> Passage provided
The Guardian (USA)

Cool, sexy and stinking of smoke: why are TV dramas giving cigarettes a comeback?

- Daisy Jones

If you were around to absorb 2000s pop culture, you will remember that smoking was considered cool, for a while. Kate Moss smoked. Alexa Chung smoked. The Olsen twins, famously, smoked. Smoking was something you did in big sunglasses while having a bitching session on the street or outside a club. The ultimate accessory, in any scenario, was a ciggie dangling from your mouth as you went about your business. Sex and the City’s Carrie Bradshaw was the queen of this (smashing out her newspaper column on Marlboro Lights.) As were Bridget Jones, Rachel from Friends and pretty much anyone on a reality show, even up to 2018.

Then, like side fringes, Smirnoff Ice and tights under denim shorts, smoking was suddenly passé – distastefu­l, even gross. Which makes sense, obviously: We know that smokers are 15 to 30 times more likely to get lung cancer than people who don’t smoke, and even smoking a little bit increases the risk of lung cancer and death. So, for a generation raised on “wellness”, dewy-faced health influencer­s and sobriety coaches, smoking simply wasn’t the vibe any more (the vaping conversati­on is for another day). For a while, you would very rarely see cigs on screen unless it was specific to the era (for example, Mad Men).

Until recently, that is. In The

Idol, the controvers­ial new show from Euphoria creator Sam Levinson, cigarettes become a sort of co-star throughout. Within the first five minutes, LilyRose Depp’s character, Jocelyn, smokes three cigarettes – yes, three – dressed in a red satin gown. It’s almost cartoonish. “You are never going to meet a girl like Jocelyn,” says a bystander, smoke swirling to the ceiling. “She didn’t go to your high school, she doesn’t work at the bar or diner, she didn’t marry your best friend and if, on the off chance she did, she is still never, ever going to fuck you.” The implicatio­n is clear: Jocelyn is cool and sexy. She can also absolutely smash a packet of cigs. And those two things are not unrelated.

> Complete the following
[A] In the article about smoking in TV dramas, how many cigarettes does Jocelyn smoke within the first five minutes of The Idol?
[B] Reproduce the part of the article about smoking in TV dramas between "Until recently, that" and "are not unrelated.", inclusive.
The rows below this point come from a separate source and have nothing to do with the article.

> Information given

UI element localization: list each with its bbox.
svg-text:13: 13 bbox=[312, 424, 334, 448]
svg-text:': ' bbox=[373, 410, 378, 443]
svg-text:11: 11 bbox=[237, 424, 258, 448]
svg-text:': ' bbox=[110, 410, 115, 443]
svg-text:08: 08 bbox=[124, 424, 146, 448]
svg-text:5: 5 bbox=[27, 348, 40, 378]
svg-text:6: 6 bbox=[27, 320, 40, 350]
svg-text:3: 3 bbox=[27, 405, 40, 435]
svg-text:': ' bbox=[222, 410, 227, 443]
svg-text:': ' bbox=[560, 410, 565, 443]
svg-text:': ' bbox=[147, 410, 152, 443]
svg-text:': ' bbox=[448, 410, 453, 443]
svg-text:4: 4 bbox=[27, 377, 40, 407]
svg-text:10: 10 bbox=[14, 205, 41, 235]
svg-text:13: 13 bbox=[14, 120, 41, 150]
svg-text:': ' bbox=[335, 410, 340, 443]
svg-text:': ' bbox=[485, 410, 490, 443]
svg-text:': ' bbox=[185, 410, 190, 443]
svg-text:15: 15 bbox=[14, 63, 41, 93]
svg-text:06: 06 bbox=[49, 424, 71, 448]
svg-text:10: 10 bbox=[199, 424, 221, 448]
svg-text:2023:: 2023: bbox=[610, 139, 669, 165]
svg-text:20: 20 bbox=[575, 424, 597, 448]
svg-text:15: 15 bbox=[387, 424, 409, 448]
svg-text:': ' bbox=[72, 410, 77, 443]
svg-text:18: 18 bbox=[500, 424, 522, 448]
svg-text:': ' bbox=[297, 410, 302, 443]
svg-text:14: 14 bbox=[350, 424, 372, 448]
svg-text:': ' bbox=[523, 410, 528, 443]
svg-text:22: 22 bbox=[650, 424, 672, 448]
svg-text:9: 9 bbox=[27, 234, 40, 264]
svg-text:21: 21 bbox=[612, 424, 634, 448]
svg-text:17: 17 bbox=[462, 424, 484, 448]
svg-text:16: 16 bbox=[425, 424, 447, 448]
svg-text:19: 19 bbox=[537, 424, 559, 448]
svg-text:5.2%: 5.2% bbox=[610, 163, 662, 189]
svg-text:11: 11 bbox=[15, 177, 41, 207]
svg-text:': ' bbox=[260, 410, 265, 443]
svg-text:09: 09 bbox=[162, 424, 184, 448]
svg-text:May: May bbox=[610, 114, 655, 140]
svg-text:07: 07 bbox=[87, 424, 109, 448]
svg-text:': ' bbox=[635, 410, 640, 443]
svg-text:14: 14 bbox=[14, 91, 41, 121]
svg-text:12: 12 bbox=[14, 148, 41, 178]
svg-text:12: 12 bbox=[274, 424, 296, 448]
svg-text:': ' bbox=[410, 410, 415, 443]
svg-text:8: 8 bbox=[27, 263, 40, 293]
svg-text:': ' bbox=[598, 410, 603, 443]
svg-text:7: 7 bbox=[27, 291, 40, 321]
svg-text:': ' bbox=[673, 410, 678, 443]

> Expected outputs
[A] Three.

[B]
Until recently, that is. In The

Idol, the controvers­ial new show from Euphoria creator Sam Levinson, cigarettes become a sort of co-star throughout. Within the first five minutes, LilyRose Depp’s character, Jocelyn, smokes three cigarettes – yes, three – dressed in a red satin gown. It’s almost cartoonish. “You are never going to meet a girl like Jocelyn,” says a bystander, smoke swirling to the ceiling. “She didn’t go to your high school, she doesn’t work at the bar or diner, she didn’t marry your best friend and if, on the off chance she did, she is still never, ever going to fuck you.” The implicatio­n is clear: Jocelyn is cool and sexy. She can also absolutely smash a packet of cigs. And those two things are not unrelated.